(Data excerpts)
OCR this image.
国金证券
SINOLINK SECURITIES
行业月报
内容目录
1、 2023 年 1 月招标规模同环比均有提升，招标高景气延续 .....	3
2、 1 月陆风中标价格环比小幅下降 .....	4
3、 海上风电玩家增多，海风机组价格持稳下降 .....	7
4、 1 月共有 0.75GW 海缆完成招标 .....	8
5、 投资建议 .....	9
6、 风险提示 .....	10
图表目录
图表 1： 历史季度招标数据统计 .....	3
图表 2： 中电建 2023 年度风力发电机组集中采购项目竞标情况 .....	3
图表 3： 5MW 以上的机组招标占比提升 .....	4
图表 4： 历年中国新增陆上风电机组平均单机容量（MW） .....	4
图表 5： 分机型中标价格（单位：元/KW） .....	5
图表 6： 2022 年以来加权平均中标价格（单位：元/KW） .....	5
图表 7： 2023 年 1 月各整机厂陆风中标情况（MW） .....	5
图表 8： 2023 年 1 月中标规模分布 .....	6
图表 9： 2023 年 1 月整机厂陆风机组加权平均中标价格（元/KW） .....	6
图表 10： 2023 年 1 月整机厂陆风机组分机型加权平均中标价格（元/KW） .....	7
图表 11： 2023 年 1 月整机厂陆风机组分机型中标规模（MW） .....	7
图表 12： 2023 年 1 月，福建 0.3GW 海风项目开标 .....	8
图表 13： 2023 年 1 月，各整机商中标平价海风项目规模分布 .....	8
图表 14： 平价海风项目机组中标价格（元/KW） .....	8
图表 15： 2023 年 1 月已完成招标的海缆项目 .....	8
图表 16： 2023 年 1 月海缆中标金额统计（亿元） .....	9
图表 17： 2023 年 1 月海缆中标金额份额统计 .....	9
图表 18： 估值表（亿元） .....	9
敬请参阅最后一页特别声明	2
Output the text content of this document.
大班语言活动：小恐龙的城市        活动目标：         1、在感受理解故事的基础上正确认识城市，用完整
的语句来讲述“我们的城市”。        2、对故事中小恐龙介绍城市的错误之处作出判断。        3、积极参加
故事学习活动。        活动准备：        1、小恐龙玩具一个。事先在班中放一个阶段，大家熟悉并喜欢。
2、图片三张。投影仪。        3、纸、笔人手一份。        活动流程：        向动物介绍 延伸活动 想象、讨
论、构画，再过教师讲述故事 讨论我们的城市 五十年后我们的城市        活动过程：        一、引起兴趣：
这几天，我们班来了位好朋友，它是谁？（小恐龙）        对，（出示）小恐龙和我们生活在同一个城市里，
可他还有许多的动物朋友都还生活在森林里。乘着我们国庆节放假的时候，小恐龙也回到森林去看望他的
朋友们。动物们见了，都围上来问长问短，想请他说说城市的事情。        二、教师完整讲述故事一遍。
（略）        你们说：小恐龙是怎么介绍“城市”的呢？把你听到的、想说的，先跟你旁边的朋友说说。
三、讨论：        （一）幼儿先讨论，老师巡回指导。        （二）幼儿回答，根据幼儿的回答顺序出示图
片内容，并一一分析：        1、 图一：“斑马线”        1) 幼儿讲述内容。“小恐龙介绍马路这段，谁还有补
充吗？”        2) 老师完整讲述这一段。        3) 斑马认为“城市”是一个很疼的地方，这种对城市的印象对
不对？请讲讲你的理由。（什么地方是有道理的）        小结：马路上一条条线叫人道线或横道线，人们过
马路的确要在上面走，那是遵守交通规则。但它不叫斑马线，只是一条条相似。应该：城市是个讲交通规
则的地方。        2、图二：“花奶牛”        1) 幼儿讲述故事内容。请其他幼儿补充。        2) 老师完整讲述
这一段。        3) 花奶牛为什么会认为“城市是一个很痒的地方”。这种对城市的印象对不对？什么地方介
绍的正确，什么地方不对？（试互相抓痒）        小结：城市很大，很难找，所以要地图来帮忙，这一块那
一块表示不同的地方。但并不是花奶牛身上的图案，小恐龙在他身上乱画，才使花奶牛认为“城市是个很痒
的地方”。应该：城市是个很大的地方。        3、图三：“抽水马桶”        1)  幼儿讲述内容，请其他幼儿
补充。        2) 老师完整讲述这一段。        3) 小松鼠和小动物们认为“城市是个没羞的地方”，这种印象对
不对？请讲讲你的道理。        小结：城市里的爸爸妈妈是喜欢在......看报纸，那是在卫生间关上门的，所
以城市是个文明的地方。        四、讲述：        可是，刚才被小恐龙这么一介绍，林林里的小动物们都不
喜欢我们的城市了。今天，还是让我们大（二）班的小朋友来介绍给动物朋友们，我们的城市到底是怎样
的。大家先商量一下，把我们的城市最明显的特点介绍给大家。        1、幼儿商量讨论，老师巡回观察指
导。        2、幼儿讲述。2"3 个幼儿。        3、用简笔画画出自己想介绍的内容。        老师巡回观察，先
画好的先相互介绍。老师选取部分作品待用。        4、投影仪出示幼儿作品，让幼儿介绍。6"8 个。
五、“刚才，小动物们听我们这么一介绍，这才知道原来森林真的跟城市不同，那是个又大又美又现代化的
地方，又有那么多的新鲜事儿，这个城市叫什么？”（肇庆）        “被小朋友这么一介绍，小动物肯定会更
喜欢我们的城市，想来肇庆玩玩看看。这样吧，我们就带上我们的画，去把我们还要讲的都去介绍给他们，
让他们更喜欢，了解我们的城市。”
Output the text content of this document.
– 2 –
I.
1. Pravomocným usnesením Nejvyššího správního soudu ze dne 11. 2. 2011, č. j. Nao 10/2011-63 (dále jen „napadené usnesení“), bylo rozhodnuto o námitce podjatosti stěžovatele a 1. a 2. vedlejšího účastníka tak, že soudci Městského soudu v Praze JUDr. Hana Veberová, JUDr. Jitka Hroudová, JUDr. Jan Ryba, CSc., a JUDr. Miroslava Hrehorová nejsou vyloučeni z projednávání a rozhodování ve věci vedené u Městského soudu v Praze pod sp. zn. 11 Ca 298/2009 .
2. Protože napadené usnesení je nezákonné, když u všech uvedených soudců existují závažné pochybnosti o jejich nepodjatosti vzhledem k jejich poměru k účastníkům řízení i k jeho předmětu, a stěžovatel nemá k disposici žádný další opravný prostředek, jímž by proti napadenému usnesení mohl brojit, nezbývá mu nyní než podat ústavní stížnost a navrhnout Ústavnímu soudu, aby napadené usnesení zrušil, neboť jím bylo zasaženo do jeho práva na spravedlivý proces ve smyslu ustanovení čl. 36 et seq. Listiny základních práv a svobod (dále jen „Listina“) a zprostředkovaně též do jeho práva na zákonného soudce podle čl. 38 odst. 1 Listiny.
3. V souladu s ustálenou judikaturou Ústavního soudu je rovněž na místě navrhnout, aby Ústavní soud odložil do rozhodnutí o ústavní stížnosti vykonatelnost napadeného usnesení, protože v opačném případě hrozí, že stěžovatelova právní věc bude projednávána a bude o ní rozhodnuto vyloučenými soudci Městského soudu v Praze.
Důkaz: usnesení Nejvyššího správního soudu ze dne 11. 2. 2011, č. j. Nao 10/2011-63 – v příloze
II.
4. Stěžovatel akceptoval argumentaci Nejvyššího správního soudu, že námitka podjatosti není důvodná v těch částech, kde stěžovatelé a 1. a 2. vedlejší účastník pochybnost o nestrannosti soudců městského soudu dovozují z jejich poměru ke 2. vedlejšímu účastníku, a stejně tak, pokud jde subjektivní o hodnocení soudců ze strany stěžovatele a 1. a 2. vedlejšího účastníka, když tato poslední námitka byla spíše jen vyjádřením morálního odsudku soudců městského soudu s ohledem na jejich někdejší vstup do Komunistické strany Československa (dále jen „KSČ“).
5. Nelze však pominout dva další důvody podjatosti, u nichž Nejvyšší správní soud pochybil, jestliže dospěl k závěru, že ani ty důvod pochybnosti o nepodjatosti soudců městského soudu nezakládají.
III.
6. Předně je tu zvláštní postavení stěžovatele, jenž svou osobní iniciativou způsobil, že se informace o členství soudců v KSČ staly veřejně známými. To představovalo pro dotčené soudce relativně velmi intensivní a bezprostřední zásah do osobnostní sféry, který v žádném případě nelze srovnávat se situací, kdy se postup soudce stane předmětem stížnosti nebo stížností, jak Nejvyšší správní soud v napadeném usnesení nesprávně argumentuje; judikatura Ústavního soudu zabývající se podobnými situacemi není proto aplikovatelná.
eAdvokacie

What you should do:
Extract each line holding the string "pochybnosti".

Answer to this exercise:
2. Protože napadené usnesení je nezákonné, když u všech uvedených soudců existují závažné pochybnosti o jejich nepodjatosti vzhledem k jejich poměru k účastníkům řízení i k jeho předmětu, a stěžovatel nemá k disposici žádný další opravný prostředek, jímž by proti napadenému usnesení mohl brojit, nezbývá mu nyní než podat ústavní stížnost a navrhnout Ústavnímu soudu, aby napadené usnesení zrušil, neboť jím bylo zasaženo do jeho práva na spravedlivý proces ve smyslu ustanovení čl. 36 et seq. Listiny základních práv a svobod (dále jen „Listina“) a zprostředkovaně též do jeho práva na zákonného soudce podle čl. 38 odst. 1 Listiny.
5. Nelze však pominout dva další důvody podjatosti, u nichž Nejvyšší správní soud pochybil, jestliže dospěl k závěru, že ani ty důvod pochybnosti o nepodjatosti soudců městského soudu nezakládají.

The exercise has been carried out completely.